### WRITTEN TASK
Take the material below and retype it in full; pictures are left out.

### GIVEN RECORDS
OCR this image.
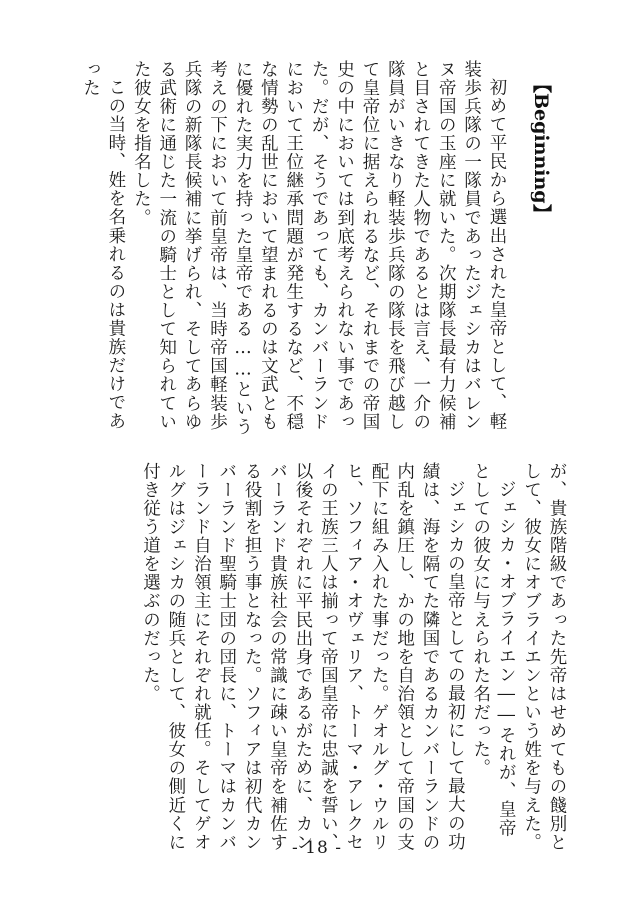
【Beginning】
初めて平民から選出された皇帝として、軽装歩兵隊の一隊員であったジェシカはバレンヌ帝国の玉座に就いた。次期隊長最有力候補と目されてきた人物であるとは言え、一介の隊員がいきなり軽装歩兵隊の隊長を飛び越して皇帝位に据えられるなど、それまでの帝国史の中においては到底考えられない事であった。だが、そうであっても、カンバーランドにおいて王位継承問題が発生するなど、不穏な情勢の乱世において望まれるのは文武ともに優れた実力を持った皇帝である……という考えの下において前皇帝は、当時帝国軽装歩兵隊の新隊長候補に挙げられ、そしてあらゆる武術に通じた一流の騎士として知られていた彼女を指名した。
この当時、姓を名乗れるのは貴族だけであった
が、貴族階級であった先帝はせめてもの餞別として、彼女にオブライエンという姓を与えた。
ジェシカ・オブライエン――それが、皇帝としての彼女に与えられた名だった。
ジェシカの皇帝としての最初にして最大の功績は、海を隔てた隣国であるカンバーランドの内乱を鎮圧し、かの地を自治領として帝国の支配下に組み入れた事だった。ゲオルグ・ウルリヒ、ソフィア・オヴェリア、トーマ・アレクセイの王族三人は揃って帝国皇帝に忠誠を誓い、以後それぞれに平民出身であるがために、カンバーランド貴族社会の常識に疎い皇帝を補佐する役割を担う事となった。ソフィアは初代カンバーランド聖騎士団の団長に、トーマはカンバーランド自治領主にそれぞれ就任。そしてゲオルグはジェシカの随兵として、彼女の側近くに付き従う道を選ぶのだった。
- 18 -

### OUTPUT BELOW
OCR this image.
【Beginning】
初めて平民から選出された皇帝として、軽装歩兵隊の一隊員であったジェシカはバレンヌ帝国の玉座に就いた。次期隊長最有力候補と目されてきた人物であるとは言え、一介の隊員がいきなり軽装歩兵隊の隊長を飛び越して皇帝位に据えられるなど、それまでの帝国史の中においては到底考えられない事であった。だが、そうであっても、カンバーランドにおいて王位継承問題が発生するなど、不穏な情勢の乱世において望まれるのは文武ともに優れた実力を持った皇帝である……という考えの下において前皇帝は、当時帝国軽装歩兵隊の新隊長候補に挙げられ、そしてあらゆる武術に通じた一流の騎士として知られていた彼女を指名した。
この当時、姓を名乗れるのは貴族だけであった
が、貴族階級であった先帝はせめてもの餞別として、彼女にオブライエンという姓を与えた。
ジェシカ・オブライエン――それが、皇帝としての彼女に与えられた名だった。
ジェシカの皇帝としての最初にして最大の功績は、海を隔てた隣国であるカンバーランドの内乱を鎮圧し、かの地を自治領として帝国の支配下に組み入れた事だった。ゲオルグ・ウルリヒ、ソフィア・オヴェリア、トーマ・アレクセイの王族三人は揃って帝国皇帝に忠誠を誓い、以後それぞれに平民出身であるがために、カンバーランド貴族社会の常識に疎い皇帝を補佐する役割を担う事となった。ソフィアは初代カンバーランド聖騎士団の団長に、トーマはカンバーランド自治領主にそれぞれ就任。そしてゲオルグはジェシカの随兵として、彼女の側近くに付き従う道を選ぶのだった。
- 18 -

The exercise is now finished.